=== Goal of the exercise ===
Pick out each line containing the string "Alçada" and copy it.
◆ ◆ ◆
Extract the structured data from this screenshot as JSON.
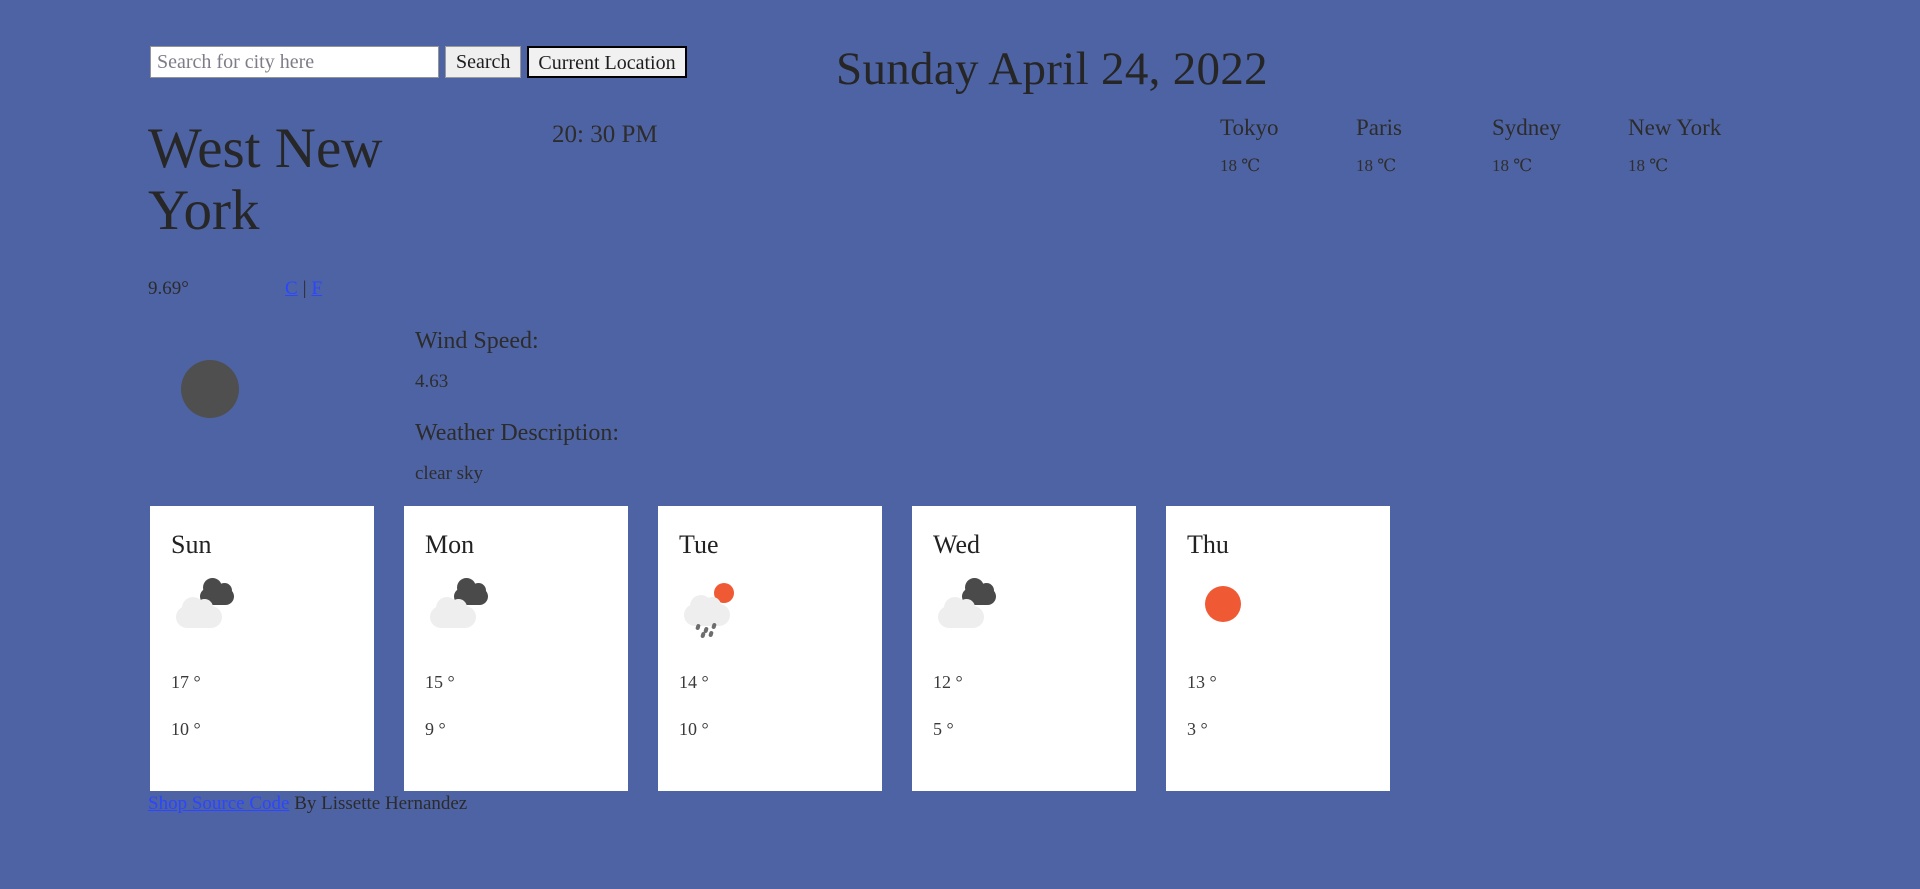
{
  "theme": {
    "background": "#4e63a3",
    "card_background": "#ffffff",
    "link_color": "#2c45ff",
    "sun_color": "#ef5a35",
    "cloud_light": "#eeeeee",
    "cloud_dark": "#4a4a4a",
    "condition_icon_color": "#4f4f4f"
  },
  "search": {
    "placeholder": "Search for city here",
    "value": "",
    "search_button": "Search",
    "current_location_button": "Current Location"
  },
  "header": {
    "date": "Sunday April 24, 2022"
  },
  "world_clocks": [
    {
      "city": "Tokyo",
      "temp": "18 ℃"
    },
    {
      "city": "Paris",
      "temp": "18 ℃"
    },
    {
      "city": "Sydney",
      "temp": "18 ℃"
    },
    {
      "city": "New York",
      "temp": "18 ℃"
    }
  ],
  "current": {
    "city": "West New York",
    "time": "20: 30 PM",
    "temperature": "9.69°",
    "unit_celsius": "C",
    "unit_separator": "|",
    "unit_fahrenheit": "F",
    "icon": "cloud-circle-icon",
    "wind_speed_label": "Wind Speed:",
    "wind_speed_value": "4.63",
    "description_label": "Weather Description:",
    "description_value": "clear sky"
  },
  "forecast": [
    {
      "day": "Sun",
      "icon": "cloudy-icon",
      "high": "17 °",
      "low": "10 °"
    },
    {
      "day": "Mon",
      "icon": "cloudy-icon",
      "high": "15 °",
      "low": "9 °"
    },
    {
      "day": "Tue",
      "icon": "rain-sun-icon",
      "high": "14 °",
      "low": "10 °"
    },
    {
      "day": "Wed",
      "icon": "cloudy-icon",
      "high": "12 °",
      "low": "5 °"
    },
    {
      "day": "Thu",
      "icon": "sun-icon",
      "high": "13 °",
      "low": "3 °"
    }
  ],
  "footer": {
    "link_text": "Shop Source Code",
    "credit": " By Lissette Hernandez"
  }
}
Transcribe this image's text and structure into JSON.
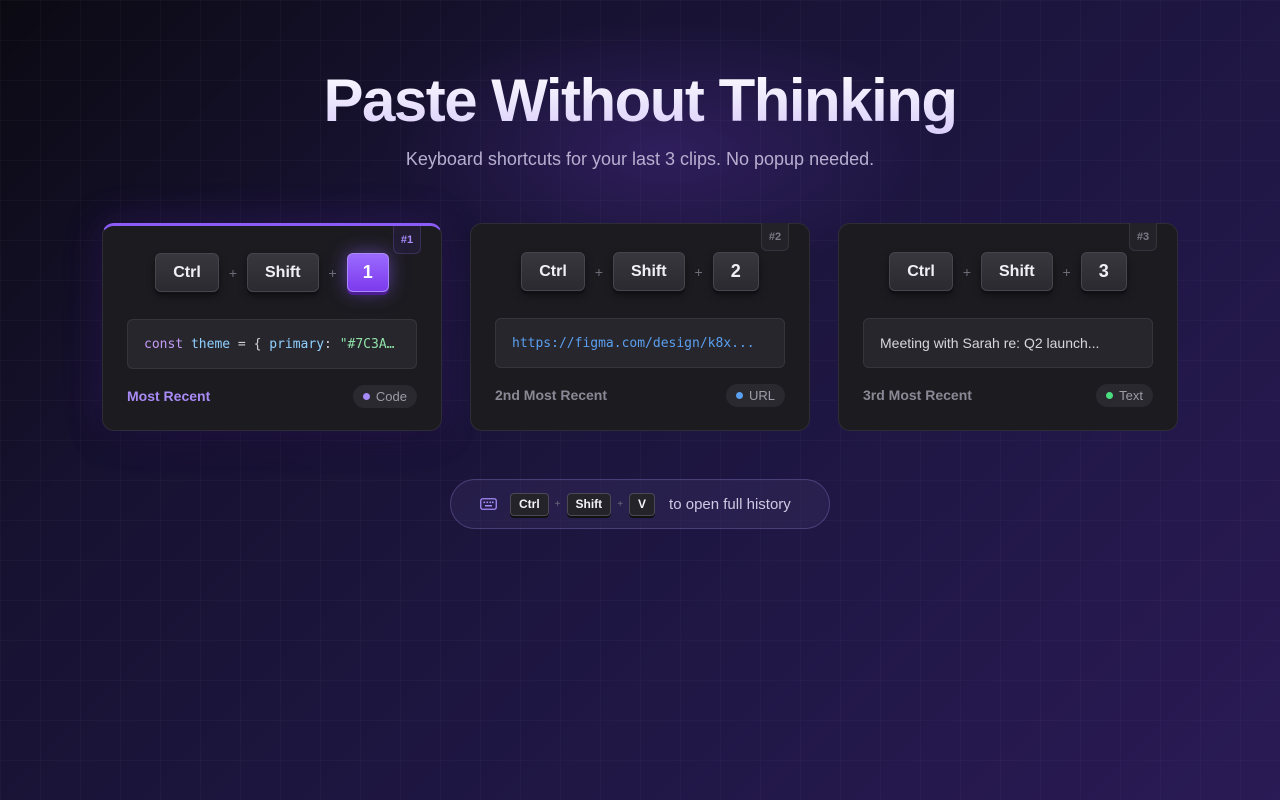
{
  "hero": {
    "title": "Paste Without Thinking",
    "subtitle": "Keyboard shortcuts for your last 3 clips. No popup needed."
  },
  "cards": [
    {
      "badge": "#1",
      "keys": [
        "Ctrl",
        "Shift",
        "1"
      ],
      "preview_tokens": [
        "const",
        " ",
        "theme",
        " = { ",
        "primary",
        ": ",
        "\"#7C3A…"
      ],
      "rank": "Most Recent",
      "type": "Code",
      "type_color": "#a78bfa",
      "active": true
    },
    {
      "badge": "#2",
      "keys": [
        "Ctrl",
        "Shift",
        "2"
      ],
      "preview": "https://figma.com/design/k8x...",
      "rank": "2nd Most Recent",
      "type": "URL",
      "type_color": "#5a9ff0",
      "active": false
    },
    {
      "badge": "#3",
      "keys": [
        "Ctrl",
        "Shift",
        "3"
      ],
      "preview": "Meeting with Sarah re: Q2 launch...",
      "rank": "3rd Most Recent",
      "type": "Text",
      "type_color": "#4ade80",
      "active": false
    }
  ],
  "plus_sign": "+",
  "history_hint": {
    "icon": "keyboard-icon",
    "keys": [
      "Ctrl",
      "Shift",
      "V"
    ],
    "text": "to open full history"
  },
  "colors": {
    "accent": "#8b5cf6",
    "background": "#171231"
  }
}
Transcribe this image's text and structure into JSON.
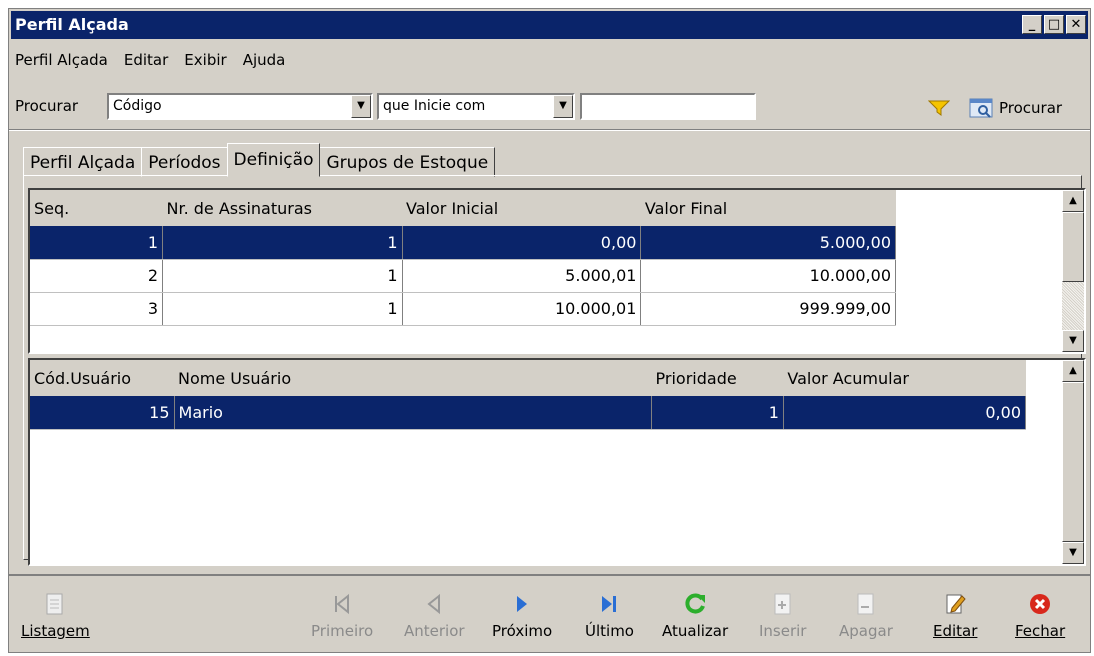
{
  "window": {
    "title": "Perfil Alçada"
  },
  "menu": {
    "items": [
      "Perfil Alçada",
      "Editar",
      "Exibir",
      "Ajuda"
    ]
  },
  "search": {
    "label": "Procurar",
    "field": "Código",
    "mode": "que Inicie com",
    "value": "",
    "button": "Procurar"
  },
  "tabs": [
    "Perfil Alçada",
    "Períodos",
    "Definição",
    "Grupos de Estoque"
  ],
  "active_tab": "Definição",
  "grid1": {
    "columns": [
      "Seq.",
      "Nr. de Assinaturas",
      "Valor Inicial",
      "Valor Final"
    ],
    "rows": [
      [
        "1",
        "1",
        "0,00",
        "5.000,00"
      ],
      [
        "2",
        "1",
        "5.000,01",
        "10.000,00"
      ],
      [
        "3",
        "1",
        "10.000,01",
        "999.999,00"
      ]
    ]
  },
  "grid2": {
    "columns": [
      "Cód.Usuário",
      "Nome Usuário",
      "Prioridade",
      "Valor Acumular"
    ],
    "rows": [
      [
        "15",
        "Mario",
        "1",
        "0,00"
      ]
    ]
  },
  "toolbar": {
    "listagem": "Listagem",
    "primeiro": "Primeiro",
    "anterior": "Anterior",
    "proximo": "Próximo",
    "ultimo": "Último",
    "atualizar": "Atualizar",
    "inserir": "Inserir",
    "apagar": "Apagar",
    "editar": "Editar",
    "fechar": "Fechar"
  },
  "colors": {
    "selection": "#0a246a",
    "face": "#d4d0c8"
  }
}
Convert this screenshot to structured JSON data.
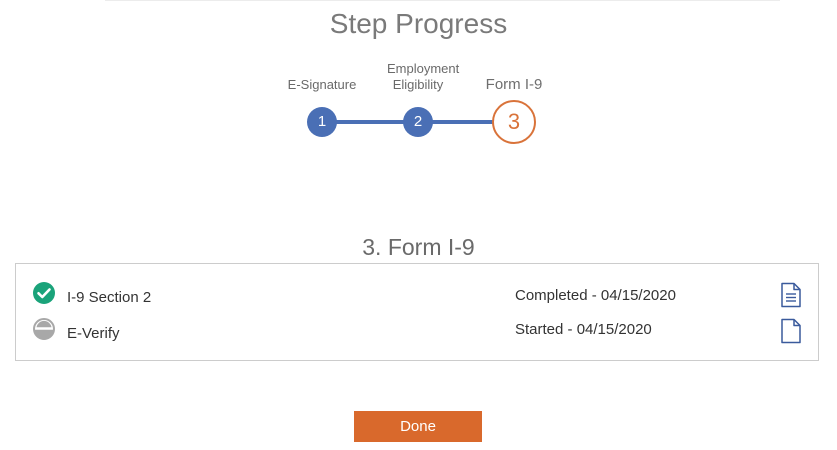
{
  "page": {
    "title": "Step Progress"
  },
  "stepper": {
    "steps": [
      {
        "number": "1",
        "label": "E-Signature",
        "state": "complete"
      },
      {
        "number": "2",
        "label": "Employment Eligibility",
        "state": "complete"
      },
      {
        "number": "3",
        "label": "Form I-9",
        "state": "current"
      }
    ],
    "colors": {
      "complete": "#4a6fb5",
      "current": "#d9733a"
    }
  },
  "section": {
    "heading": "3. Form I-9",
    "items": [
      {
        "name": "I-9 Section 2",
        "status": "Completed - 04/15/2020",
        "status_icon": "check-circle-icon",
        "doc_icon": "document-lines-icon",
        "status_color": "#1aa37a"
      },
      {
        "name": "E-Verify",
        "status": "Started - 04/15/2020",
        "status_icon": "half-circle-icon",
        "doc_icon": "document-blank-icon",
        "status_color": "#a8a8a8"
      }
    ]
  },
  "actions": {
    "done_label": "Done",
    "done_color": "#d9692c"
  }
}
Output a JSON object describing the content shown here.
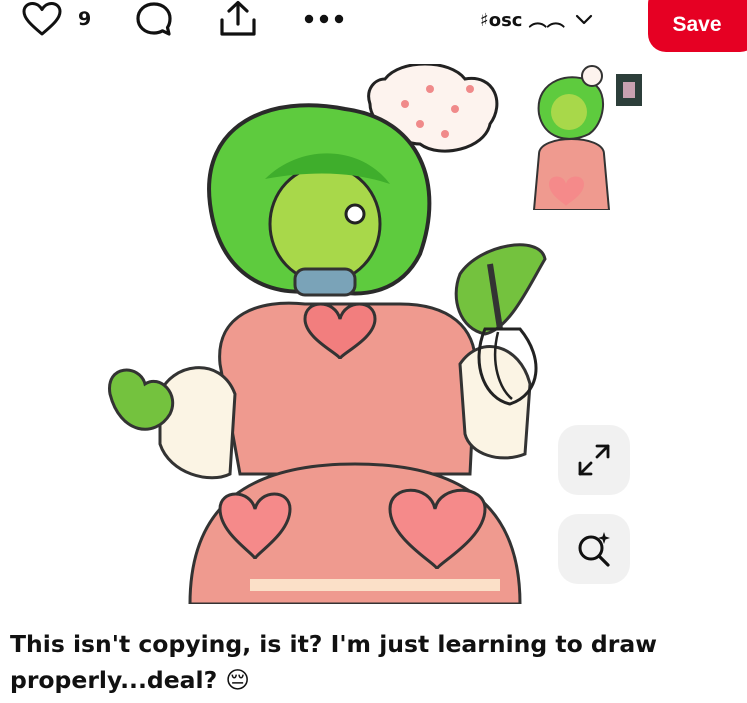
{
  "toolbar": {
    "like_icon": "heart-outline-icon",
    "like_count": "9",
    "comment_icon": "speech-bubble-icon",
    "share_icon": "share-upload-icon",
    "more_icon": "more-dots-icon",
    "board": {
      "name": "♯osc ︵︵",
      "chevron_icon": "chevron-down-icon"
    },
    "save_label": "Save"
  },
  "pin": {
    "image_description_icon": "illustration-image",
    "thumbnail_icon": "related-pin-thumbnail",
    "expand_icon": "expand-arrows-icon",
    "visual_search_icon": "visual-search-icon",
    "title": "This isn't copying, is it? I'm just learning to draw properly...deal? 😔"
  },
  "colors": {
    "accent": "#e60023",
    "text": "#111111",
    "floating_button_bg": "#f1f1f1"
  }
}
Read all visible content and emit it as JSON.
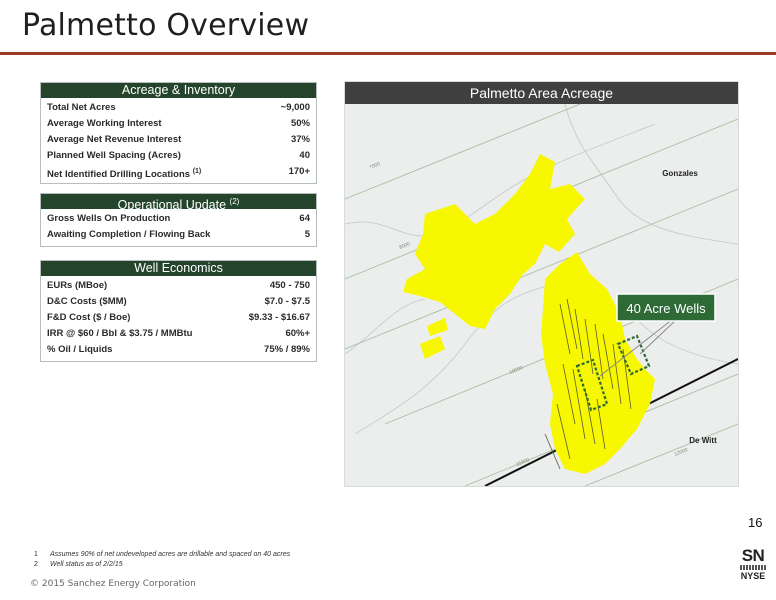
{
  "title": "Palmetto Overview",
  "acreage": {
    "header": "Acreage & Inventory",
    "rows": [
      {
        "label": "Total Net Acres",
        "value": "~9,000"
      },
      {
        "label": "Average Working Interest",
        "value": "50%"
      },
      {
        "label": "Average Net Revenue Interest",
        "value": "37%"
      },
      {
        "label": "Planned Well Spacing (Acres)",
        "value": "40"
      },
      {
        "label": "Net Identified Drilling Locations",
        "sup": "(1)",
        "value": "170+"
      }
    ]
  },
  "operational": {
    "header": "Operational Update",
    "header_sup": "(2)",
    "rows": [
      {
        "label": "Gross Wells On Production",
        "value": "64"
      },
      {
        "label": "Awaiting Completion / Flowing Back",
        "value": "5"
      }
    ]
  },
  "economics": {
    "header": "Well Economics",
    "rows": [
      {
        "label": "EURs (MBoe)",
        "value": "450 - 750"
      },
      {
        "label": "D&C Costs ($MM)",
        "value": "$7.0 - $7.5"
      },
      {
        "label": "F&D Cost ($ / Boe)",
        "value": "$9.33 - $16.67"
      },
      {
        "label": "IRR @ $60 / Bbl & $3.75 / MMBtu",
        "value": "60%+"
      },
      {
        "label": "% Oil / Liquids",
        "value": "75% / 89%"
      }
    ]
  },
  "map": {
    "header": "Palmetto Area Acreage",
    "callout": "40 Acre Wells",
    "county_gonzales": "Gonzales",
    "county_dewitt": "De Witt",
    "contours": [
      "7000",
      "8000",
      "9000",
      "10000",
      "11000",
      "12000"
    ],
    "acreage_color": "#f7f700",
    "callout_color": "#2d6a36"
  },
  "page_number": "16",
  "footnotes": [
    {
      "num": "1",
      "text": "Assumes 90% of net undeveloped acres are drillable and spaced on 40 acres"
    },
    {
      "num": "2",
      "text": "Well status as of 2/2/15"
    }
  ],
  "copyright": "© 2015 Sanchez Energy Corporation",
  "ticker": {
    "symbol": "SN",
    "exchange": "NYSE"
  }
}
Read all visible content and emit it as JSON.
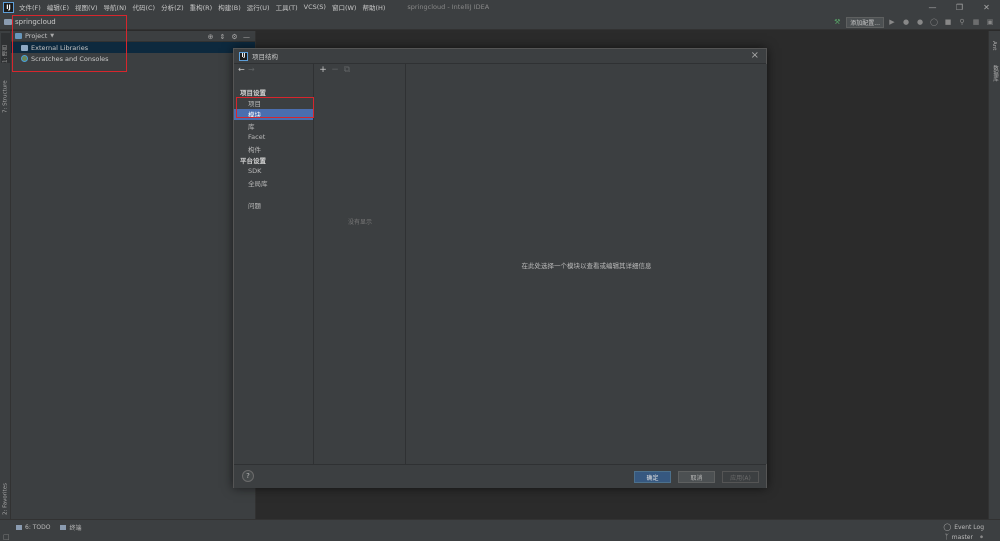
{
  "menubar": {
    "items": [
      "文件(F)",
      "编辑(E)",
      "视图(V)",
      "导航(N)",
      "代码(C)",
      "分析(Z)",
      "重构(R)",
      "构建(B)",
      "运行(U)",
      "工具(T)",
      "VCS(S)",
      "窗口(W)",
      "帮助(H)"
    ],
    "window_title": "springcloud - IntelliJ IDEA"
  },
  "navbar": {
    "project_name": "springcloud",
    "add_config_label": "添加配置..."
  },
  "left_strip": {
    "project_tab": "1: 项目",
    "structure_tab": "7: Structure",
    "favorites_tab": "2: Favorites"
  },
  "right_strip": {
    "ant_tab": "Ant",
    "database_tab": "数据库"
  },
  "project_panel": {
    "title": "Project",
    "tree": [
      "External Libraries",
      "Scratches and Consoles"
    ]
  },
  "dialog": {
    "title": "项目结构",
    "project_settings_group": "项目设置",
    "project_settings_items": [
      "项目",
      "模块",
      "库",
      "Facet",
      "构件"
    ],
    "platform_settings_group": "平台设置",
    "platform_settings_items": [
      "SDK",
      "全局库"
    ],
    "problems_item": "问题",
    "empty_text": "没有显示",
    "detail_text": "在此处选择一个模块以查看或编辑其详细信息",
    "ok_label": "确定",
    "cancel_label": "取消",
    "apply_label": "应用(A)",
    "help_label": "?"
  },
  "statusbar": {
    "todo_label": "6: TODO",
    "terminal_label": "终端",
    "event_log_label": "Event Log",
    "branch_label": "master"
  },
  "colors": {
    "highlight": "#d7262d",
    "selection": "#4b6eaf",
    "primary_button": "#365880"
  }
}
◆ ◆ ◆
=== The response ===
    "title": "Perfil Alçada"
      "Perfil Alçada",
    "Perfil Alçada",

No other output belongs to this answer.